■ **DIRECTION**: Reproduce all lines of the listing below in which the word "suis" occurs.

— Begin STORED DATA —

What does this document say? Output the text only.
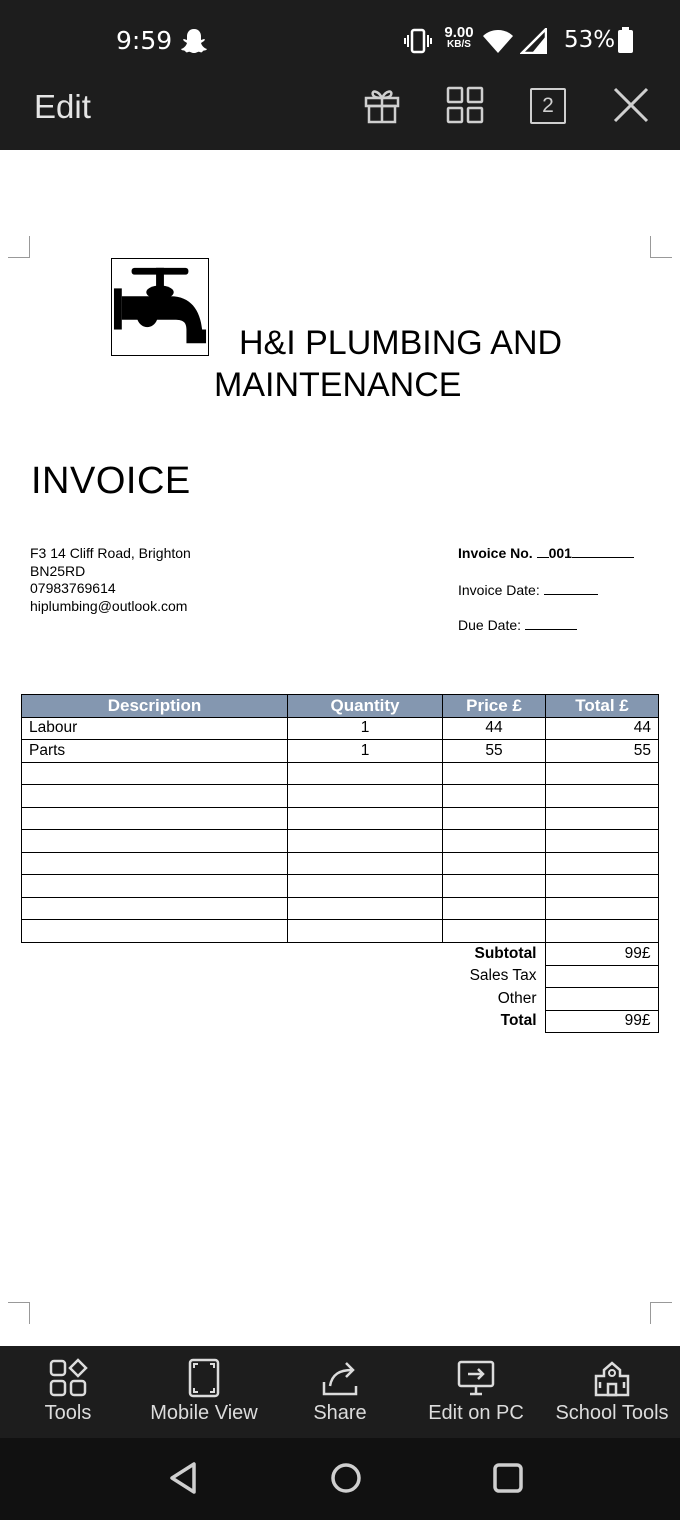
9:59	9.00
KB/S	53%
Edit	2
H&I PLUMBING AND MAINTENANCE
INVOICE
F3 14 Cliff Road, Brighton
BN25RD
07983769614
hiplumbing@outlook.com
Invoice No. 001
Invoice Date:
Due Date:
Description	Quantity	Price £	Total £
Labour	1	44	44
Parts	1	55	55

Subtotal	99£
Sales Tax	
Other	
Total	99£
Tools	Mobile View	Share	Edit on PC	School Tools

— End STORED DATA —
— Begin STORED DATA —

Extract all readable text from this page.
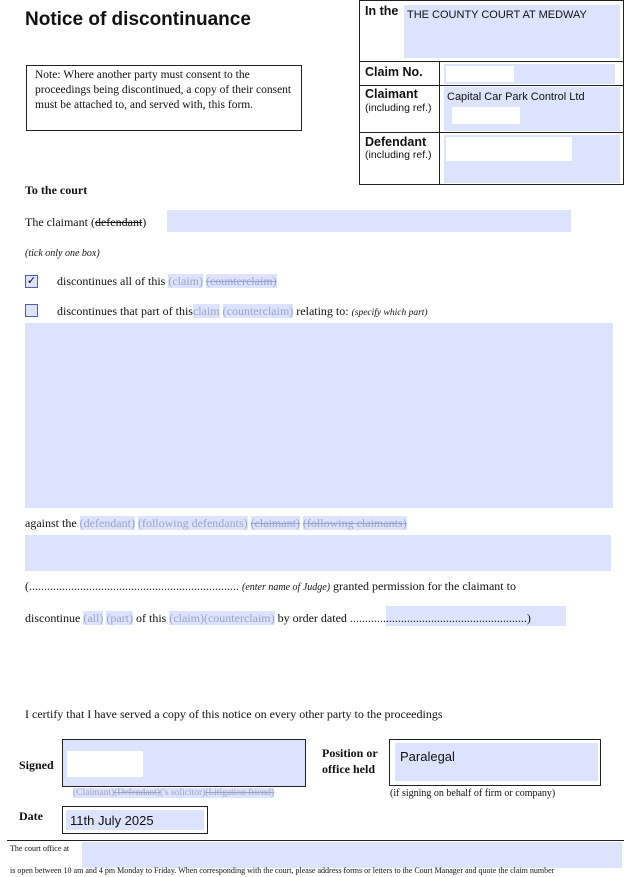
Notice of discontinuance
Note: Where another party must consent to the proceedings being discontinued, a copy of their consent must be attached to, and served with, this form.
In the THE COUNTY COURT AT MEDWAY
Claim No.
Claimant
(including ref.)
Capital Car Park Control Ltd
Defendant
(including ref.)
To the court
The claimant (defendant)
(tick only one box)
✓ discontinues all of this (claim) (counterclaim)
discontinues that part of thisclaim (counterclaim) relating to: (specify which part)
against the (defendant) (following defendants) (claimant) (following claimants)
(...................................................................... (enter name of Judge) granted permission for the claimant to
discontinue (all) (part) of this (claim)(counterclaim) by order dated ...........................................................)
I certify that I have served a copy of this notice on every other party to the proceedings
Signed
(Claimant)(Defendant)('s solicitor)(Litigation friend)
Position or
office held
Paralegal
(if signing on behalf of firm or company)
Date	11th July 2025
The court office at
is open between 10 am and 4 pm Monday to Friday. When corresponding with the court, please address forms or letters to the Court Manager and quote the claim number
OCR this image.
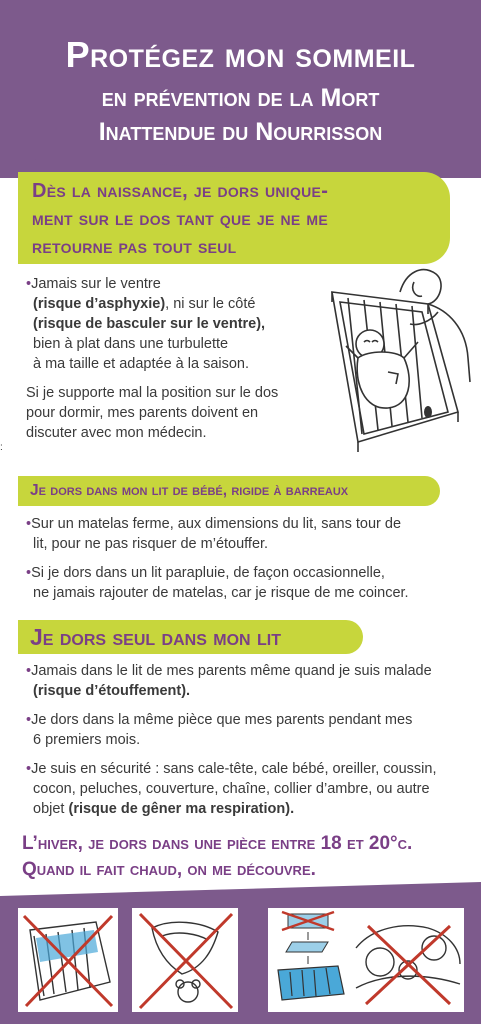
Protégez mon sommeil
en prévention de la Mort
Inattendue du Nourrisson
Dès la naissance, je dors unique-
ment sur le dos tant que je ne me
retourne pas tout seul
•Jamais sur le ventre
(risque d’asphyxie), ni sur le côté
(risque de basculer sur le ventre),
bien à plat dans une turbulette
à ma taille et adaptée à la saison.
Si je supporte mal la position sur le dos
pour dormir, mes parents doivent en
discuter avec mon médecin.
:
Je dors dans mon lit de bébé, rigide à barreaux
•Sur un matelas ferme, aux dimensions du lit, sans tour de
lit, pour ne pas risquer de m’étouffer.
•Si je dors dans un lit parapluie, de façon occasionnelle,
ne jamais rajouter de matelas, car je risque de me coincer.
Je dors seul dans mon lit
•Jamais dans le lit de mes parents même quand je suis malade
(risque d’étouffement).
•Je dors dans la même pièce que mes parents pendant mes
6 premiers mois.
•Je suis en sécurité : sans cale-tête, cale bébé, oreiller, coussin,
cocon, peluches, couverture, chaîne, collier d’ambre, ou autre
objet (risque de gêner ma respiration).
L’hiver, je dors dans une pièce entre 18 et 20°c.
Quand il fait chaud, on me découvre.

— End STORED DATA —

■ **ANSWER TO THE EXERCISE**:
•Jamais dans le lit de mes parents même quand je suis malade
•Je suis en sécurité : sans cale-tête, cale bébé, oreiller, coussin,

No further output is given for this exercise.